• REQUIREMENTS: Counting only lines that hold "JSON", give the total and nothing more.

======== DATA SECTION

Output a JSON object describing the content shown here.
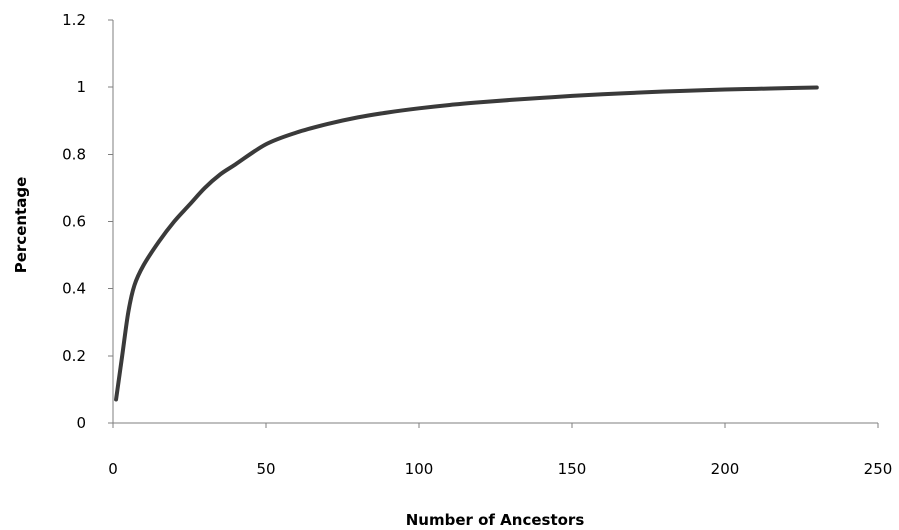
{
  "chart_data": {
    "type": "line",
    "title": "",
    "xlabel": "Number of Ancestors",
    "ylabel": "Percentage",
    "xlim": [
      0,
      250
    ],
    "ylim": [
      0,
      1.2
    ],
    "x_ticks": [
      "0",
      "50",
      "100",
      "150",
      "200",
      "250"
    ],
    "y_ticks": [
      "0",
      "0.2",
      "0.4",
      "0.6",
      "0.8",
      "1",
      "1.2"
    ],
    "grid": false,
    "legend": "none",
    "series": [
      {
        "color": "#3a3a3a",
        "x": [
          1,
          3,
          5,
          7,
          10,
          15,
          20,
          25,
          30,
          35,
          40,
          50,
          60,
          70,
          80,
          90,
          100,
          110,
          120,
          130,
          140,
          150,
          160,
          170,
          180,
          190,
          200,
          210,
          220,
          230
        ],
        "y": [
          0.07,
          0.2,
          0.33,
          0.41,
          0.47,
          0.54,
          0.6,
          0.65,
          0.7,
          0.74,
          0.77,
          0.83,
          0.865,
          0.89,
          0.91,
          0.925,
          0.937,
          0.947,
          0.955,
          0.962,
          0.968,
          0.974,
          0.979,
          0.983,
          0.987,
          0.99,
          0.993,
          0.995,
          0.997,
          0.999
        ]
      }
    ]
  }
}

================
======== DATA SECTION

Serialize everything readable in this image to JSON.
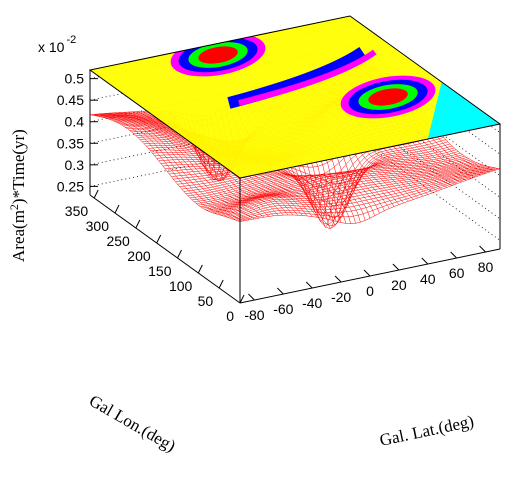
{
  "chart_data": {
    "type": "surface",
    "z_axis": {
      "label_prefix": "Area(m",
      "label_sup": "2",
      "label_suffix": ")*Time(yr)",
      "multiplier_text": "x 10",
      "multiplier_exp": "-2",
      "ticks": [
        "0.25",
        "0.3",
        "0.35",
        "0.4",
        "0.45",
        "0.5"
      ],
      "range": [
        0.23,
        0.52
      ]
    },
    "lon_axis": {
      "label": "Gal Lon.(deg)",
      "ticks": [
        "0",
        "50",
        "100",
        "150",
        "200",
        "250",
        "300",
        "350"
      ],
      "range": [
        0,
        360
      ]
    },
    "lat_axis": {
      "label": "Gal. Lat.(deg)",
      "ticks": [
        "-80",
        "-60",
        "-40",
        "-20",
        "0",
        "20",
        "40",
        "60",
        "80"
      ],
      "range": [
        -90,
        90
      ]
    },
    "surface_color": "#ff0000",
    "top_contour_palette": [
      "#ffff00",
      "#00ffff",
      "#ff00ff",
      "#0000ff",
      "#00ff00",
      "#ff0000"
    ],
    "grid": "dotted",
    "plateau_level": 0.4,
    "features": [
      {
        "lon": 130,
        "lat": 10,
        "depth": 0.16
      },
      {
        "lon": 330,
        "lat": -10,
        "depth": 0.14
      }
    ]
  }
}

================

• CORRECT RESPONSE: 2